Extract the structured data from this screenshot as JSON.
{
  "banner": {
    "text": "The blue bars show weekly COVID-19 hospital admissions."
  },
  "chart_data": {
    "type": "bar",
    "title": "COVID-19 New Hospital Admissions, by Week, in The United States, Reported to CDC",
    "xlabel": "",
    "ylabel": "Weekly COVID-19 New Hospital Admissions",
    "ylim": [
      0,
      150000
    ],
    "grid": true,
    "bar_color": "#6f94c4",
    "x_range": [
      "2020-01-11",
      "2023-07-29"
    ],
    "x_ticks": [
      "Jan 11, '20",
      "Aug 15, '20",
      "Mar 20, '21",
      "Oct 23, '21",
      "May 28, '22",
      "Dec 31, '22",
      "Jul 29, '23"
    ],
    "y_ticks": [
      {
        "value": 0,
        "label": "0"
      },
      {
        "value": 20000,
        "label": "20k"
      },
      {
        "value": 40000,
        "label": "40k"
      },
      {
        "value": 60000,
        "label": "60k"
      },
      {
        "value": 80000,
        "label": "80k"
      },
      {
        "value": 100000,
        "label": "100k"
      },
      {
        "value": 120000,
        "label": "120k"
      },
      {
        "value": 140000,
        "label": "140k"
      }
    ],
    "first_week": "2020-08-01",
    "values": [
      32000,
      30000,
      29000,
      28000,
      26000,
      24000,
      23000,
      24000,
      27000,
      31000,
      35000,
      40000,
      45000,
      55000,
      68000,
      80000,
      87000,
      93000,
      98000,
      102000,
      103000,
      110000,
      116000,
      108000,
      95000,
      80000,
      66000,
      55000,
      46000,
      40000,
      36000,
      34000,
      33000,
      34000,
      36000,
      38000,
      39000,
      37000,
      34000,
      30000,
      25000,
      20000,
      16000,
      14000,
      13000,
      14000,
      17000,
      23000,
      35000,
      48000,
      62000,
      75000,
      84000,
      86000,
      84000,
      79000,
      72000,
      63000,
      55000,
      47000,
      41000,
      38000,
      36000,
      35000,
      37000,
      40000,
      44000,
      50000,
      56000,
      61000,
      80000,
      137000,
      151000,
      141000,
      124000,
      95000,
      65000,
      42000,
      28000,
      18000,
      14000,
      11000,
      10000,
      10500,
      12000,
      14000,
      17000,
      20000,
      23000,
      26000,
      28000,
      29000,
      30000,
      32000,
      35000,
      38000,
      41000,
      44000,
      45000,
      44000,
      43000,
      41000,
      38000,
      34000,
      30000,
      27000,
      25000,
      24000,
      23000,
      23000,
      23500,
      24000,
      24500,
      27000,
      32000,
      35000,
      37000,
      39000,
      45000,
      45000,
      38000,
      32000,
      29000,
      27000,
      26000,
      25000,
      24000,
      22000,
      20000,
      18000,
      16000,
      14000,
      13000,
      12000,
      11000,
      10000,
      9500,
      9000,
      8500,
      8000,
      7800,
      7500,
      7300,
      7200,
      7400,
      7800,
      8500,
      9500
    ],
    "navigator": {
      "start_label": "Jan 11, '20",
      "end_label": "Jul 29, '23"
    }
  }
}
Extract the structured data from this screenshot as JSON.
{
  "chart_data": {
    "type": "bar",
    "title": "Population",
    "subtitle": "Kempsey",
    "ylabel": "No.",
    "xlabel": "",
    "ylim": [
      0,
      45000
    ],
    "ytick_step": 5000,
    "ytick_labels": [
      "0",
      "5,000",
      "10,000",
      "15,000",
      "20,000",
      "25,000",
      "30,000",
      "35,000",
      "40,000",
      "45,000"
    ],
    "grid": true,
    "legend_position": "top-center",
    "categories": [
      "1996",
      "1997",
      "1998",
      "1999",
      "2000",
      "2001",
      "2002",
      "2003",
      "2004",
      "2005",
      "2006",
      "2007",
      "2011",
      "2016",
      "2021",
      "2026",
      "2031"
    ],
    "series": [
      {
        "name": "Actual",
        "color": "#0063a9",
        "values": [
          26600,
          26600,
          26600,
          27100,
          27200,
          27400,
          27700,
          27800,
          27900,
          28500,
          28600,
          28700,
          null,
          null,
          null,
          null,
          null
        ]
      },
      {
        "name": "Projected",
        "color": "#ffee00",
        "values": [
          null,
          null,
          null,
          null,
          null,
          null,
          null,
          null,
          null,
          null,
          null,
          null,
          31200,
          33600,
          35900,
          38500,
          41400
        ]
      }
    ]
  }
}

Requirements:
Check every line for "COVID" and show the ones that have it.

Full response:
    "text": "The blue bars show weekly COVID-19 hospital admissions."
    "title": "COVID-19 New Hospital Admissions, by Week, in The United States, Reported to CDC",
    "ylabel": "Weekly COVID-19 New Hospital Admissions",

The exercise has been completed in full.